Raw records
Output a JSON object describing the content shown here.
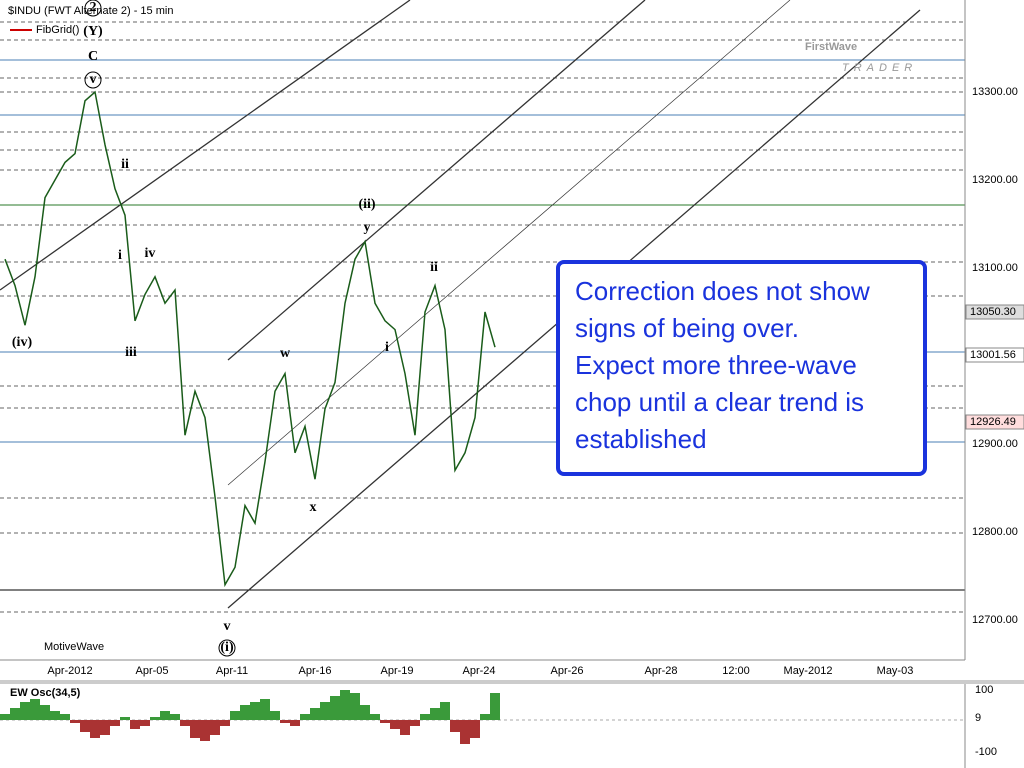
{
  "header": {
    "title": "$INDU (FWT Alternate 2) - 15 min",
    "indicator": "FibGrid()",
    "footer": "MotiveWave"
  },
  "logo": {
    "name": "FirstWave",
    "tag": "TRADER"
  },
  "y_axis": [
    "13300.00",
    "13200.00",
    "13100.00",
    "12900.00",
    "12800.00",
    "12700.00"
  ],
  "price_tags": [
    "13050.30",
    "13001.56",
    "12926.49"
  ],
  "x_axis": [
    "Apr-2012",
    "Apr-05",
    "Apr-11",
    "Apr-16",
    "Apr-19",
    "Apr-24",
    "Apr-26",
    "Apr-28",
    "12:00",
    "May-2012",
    "May-03"
  ],
  "waves": [
    "2",
    "(Y)",
    "C",
    "v",
    "ii",
    "i",
    "iv",
    "(iv)",
    "iii",
    "w",
    "(ii)",
    "y",
    "i",
    "ii",
    "x",
    "v",
    "(i)"
  ],
  "annotation": [
    "Correction does not show",
    "signs of being over.",
    "Expect more three-wave",
    "chop until a clear trend is",
    "established"
  ],
  "price": [
    13110,
    13080,
    13035,
    13090,
    13180,
    13200,
    13220,
    13230,
    13290,
    13300,
    13240,
    13190,
    13160,
    13040,
    13070,
    13090,
    13060,
    13075,
    12910,
    12960,
    12930,
    12840,
    12740,
    12760,
    12830,
    12810,
    12880,
    12960,
    12980,
    12890,
    12920,
    12860,
    12940,
    12970,
    13060,
    13110,
    13130,
    13060,
    13040,
    13030,
    12980,
    12910,
    13050,
    13080,
    13030,
    12870,
    12890,
    12930,
    13050,
    13010
  ],
  "oscillator": {
    "title": "EW Osc(34,5)",
    "ticks": [
      "100",
      "9",
      "-100"
    ],
    "values": [
      20,
      40,
      60,
      70,
      50,
      30,
      20,
      -10,
      -40,
      -60,
      -50,
      -20,
      10,
      -30,
      -20,
      10,
      30,
      20,
      -20,
      -60,
      -70,
      -50,
      -20,
      30,
      50,
      60,
      70,
      30,
      -10,
      -20,
      20,
      40,
      60,
      80,
      100,
      90,
      50,
      20,
      -10,
      -30,
      -50,
      -20,
      20,
      40,
      60,
      -40,
      -80,
      -60,
      20,
      90
    ]
  }
}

## Task instructions
All of the records above must be copied exactly, except for the pictures.

## Problem solution
Output a JSON object describing the content shown here.
{
  "header": {
    "title": "$INDU (FWT Alternate 2) - 15 min",
    "indicator": "FibGrid()",
    "footer": "MotiveWave"
  },
  "logo": {
    "name": "FirstWave",
    "tag": "TRADER"
  },
  "y_axis": [
    "13300.00",
    "13200.00",
    "13100.00",
    "12900.00",
    "12800.00",
    "12700.00"
  ],
  "price_tags": [
    "13050.30",
    "13001.56",
    "12926.49"
  ],
  "x_axis": [
    "Apr-2012",
    "Apr-05",
    "Apr-11",
    "Apr-16",
    "Apr-19",
    "Apr-24",
    "Apr-26",
    "Apr-28",
    "12:00",
    "May-2012",
    "May-03"
  ],
  "waves": [
    "2",
    "(Y)",
    "C",
    "v",
    "ii",
    "i",
    "iv",
    "(iv)",
    "iii",
    "w",
    "(ii)",
    "y",
    "i",
    "ii",
    "x",
    "v",
    "(i)"
  ],
  "annotation": [
    "Correction does not show",
    "signs of being over.",
    "Expect more three-wave",
    "chop until a clear trend is",
    "established"
  ],
  "price": [
    13110,
    13080,
    13035,
    13090,
    13180,
    13200,
    13220,
    13230,
    13290,
    13300,
    13240,
    13190,
    13160,
    13040,
    13070,
    13090,
    13060,
    13075,
    12910,
    12960,
    12930,
    12840,
    12740,
    12760,
    12830,
    12810,
    12880,
    12960,
    12980,
    12890,
    12920,
    12860,
    12940,
    12970,
    13060,
    13110,
    13130,
    13060,
    13040,
    13030,
    12980,
    12910,
    13050,
    13080,
    13030,
    12870,
    12890,
    12930,
    13050,
    13010
  ],
  "oscillator": {
    "title": "EW Osc(34,5)",
    "ticks": [
      "100",
      "9",
      "-100"
    ],
    "values": [
      20,
      40,
      60,
      70,
      50,
      30,
      20,
      -10,
      -40,
      -60,
      -50,
      -20,
      10,
      -30,
      -20,
      10,
      30,
      20,
      -20,
      -60,
      -70,
      -50,
      -20,
      30,
      50,
      60,
      70,
      30,
      -10,
      -20,
      20,
      40,
      60,
      80,
      100,
      90,
      50,
      20,
      -10,
      -30,
      -50,
      -20,
      20,
      40,
      60,
      -40,
      -80,
      -60,
      20,
      90
    ]
  }
}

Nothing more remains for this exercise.